THE PROBLEM →
Report how many lines contain the word "such", with no other text.

MATERIAL PROVIDED →

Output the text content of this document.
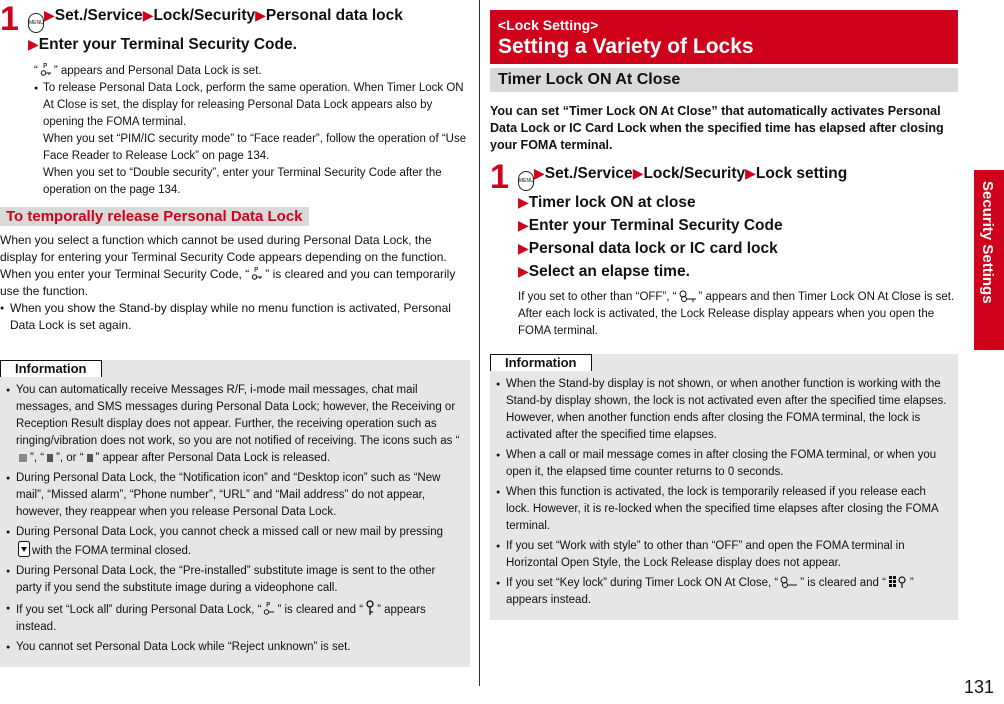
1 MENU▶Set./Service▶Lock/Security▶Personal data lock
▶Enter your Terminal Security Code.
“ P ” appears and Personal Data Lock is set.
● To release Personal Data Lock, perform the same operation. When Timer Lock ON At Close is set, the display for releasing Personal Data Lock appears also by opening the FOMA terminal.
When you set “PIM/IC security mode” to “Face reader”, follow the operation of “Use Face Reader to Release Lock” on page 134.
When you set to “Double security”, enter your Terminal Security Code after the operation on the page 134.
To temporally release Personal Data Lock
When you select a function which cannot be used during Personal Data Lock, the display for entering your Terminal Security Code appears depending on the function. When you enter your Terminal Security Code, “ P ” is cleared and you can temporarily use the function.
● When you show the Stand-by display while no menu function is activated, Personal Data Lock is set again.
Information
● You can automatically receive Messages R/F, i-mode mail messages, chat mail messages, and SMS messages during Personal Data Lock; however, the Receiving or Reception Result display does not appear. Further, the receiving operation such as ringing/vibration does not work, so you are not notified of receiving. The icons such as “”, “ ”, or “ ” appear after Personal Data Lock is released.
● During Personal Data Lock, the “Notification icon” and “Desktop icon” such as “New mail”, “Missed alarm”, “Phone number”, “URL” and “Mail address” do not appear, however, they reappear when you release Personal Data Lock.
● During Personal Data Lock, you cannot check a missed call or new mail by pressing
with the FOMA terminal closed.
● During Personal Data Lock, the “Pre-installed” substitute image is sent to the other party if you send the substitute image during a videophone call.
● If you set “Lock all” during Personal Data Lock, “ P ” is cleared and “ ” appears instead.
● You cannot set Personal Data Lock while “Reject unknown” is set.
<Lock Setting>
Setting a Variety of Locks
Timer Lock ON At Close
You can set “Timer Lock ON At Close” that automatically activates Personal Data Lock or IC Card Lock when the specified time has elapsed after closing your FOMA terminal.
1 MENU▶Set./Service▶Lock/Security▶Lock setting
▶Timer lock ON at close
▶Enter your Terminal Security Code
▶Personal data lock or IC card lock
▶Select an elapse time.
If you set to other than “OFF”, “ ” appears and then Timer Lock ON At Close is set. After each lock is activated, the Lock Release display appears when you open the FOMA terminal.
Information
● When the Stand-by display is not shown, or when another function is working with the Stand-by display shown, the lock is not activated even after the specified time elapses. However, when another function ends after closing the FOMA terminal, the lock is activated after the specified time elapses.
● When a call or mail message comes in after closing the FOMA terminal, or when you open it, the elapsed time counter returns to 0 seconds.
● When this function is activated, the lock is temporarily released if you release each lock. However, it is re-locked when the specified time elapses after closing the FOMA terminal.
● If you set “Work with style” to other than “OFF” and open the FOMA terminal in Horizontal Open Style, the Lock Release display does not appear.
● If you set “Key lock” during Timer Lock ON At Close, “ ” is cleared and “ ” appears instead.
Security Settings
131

SOLUTION →
2